▶ _What the task asks_
Extract the complete listing and output it unchanged.
== Task input ==
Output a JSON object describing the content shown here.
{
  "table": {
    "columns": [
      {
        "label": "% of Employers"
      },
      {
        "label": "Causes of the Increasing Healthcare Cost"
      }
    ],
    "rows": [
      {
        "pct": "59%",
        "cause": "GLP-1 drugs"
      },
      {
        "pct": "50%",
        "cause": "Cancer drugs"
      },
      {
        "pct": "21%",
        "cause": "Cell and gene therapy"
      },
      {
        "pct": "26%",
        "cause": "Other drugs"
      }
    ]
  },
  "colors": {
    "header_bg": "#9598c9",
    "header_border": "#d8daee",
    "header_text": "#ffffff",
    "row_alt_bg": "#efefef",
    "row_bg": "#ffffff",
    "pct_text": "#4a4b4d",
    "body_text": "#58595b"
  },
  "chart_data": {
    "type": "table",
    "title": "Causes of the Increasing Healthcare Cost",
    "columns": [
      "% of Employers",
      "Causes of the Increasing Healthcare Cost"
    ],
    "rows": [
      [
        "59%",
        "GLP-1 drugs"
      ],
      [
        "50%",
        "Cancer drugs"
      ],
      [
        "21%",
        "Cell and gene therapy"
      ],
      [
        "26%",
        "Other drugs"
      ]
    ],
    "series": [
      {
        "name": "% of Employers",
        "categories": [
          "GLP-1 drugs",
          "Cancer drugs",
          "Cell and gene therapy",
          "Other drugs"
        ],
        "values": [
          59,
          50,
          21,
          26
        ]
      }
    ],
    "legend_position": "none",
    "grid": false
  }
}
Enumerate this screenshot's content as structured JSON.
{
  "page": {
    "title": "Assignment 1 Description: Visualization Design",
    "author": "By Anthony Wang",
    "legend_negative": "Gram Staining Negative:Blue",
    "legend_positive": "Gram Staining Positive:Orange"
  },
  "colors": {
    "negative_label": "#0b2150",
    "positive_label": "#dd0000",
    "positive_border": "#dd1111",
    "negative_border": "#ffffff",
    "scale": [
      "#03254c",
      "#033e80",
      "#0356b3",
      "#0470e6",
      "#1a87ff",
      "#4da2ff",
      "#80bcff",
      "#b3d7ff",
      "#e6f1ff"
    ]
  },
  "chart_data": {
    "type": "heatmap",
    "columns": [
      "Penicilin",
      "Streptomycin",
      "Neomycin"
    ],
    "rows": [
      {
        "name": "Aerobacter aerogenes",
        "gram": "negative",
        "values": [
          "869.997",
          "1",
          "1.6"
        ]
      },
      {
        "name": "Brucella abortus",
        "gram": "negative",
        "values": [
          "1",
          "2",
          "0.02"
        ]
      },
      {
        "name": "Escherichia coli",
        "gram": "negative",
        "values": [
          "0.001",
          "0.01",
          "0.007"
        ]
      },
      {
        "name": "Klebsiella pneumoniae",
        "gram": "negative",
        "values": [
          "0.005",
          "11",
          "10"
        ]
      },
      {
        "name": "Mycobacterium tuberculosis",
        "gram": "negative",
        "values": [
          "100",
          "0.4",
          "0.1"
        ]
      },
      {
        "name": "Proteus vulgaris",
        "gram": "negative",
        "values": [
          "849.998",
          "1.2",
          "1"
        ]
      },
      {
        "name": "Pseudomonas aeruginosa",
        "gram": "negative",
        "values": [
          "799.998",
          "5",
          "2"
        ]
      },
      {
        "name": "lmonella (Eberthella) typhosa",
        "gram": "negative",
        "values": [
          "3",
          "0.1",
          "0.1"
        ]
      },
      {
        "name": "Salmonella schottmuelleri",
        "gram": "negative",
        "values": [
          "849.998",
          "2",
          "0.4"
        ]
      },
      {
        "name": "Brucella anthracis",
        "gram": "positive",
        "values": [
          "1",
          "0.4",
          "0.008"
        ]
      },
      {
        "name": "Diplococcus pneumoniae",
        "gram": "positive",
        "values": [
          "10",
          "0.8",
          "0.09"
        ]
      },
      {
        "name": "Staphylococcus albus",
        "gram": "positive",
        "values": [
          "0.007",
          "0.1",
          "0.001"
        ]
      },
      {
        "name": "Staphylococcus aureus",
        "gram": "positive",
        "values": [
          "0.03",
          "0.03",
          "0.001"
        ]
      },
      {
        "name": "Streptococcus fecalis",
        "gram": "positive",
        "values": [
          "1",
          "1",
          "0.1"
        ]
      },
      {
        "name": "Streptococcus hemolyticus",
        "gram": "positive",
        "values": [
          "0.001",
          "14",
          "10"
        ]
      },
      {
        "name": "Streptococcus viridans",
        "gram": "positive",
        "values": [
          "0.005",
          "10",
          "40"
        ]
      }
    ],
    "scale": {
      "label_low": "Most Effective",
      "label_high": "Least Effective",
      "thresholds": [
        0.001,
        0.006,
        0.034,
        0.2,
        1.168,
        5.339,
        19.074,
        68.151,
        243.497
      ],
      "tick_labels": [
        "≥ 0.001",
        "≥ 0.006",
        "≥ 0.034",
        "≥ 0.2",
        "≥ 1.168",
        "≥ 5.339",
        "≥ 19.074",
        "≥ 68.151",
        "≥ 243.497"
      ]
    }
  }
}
===
▶ _Solved problem_
Output a JSON object describing the content shown here.
{
  "table": {
    "columns": [
      {
        "label": "% of Employers"
      },
      {
        "label": "Causes of the Increasing Healthcare Cost"
      }
    ],
    "rows": [
      {
        "pct": "59%",
        "cause": "GLP-1 drugs"
      },
      {
        "pct": "50%",
        "cause": "Cancer drugs"
      },
      {
        "pct": "21%",
        "cause": "Cell and gene therapy"
      },
      {
        "pct": "26%",
        "cause": "Other drugs"
      }
    ]
  },
  "colors": {
    "header_bg": "#9598c9",
    "header_border": "#d8daee",
    "header_text": "#ffffff",
    "row_alt_bg": "#efefef",
    "row_bg": "#ffffff",
    "pct_text": "#4a4b4d",
    "body_text": "#58595b"
  },
  "chart_data": {
    "type": "table",
    "title": "Causes of the Increasing Healthcare Cost",
    "columns": [
      "% of Employers",
      "Causes of the Increasing Healthcare Cost"
    ],
    "rows": [
      [
        "59%",
        "GLP-1 drugs"
      ],
      [
        "50%",
        "Cancer drugs"
      ],
      [
        "21%",
        "Cell and gene therapy"
      ],
      [
        "26%",
        "Other drugs"
      ]
    ],
    "series": [
      {
        "name": "% of Employers",
        "categories": [
          "GLP-1 drugs",
          "Cancer drugs",
          "Cell and gene therapy",
          "Other drugs"
        ],
        "values": [
          59,
          50,
          21,
          26
        ]
      }
    ],
    "legend_position": "none",
    "grid": false
  }
}
Enumerate this screenshot's content as structured JSON.
{
  "page": {
    "title": "Assignment 1 Description: Visualization Design",
    "author": "By Anthony Wang",
    "legend_negative": "Gram Staining Negative:Blue",
    "legend_positive": "Gram Staining Positive:Orange"
  },
  "colors": {
    "negative_label": "#0b2150",
    "positive_label": "#dd0000",
    "positive_border": "#dd1111",
    "negative_border": "#ffffff",
    "scale": [
      "#03254c",
      "#033e80",
      "#0356b3",
      "#0470e6",
      "#1a87ff",
      "#4da2ff",
      "#80bcff",
      "#b3d7ff",
      "#e6f1ff"
    ]
  },
  "chart_data": {
    "type": "heatmap",
    "columns": [
      "Penicilin",
      "Streptomycin",
      "Neomycin"
    ],
    "rows": [
      {
        "name": "Aerobacter aerogenes",
        "gram": "negative",
        "values": [
          "869.997",
          "1",
          "1.6"
        ]
      },
      {
        "name": "Brucella abortus",
        "gram": "negative",
        "values": [
          "1",
          "2",
          "0.02"
        ]
      },
      {
        "name": "Escherichia coli",
        "gram": "negative",
        "values": [
          "0.001",
          "0.01",
          "0.007"
        ]
      },
      {
        "name": "Klebsiella pneumoniae",
        "gram": "negative",
        "values": [
          "0.005",
          "11",
          "10"
        ]
      },
      {
        "name": "Mycobacterium tuberculosis",
        "gram": "negative",
        "values": [
          "100",
          "0.4",
          "0.1"
        ]
      },
      {
        "name": "Proteus vulgaris",
        "gram": "negative",
        "values": [
          "849.998",
          "1.2",
          "1"
        ]
      },
      {
        "name": "Pseudomonas aeruginosa",
        "gram": "negative",
        "values": [
          "799.998",
          "5",
          "2"
        ]
      },
      {
        "name": "lmonella (Eberthella) typhosa",
        "gram": "negative",
        "values": [
          "3",
          "0.1",
          "0.1"
        ]
      },
      {
        "name": "Salmonella schottmuelleri",
        "gram": "negative",
        "values": [
          "849.998",
          "2",
          "0.4"
        ]
      },
      {
        "name": "Brucella anthracis",
        "gram": "positive",
        "values": [
          "1",
          "0.4",
          "0.008"
        ]
      },
      {
        "name": "Diplococcus pneumoniae",
        "gram": "positive",
        "values": [
          "10",
          "0.8",
          "0.09"
        ]
      },
      {
        "name": "Staphylococcus albus",
        "gram": "positive",
        "values": [
          "0.007",
          "0.1",
          "0.001"
        ]
      },
      {
        "name": "Staphylococcus aureus",
        "gram": "positive",
        "values": [
          "0.03",
          "0.03",
          "0.001"
        ]
      },
      {
        "name": "Streptococcus fecalis",
        "gram": "positive",
        "values": [
          "1",
          "1",
          "0.1"
        ]
      },
      {
        "name": "Streptococcus hemolyticus",
        "gram": "positive",
        "values": [
          "0.001",
          "14",
          "10"
        ]
      },
      {
        "name": "Streptococcus viridans",
        "gram": "positive",
        "values": [
          "0.005",
          "10",
          "40"
        ]
      }
    ],
    "scale": {
      "label_low": "Most Effective",
      "label_high": "Least Effective",
      "thresholds": [
        0.001,
        0.006,
        0.034,
        0.2,
        1.168,
        5.339,
        19.074,
        68.151,
        243.497
      ],
      "tick_labels": [
        "≥ 0.001",
        "≥ 0.006",
        "≥ 0.034",
        "≥ 0.2",
        "≥ 1.168",
        "≥ 5.339",
        "≥ 19.074",
        "≥ 68.151",
        "≥ 243.497"
      ]
    }
  }
}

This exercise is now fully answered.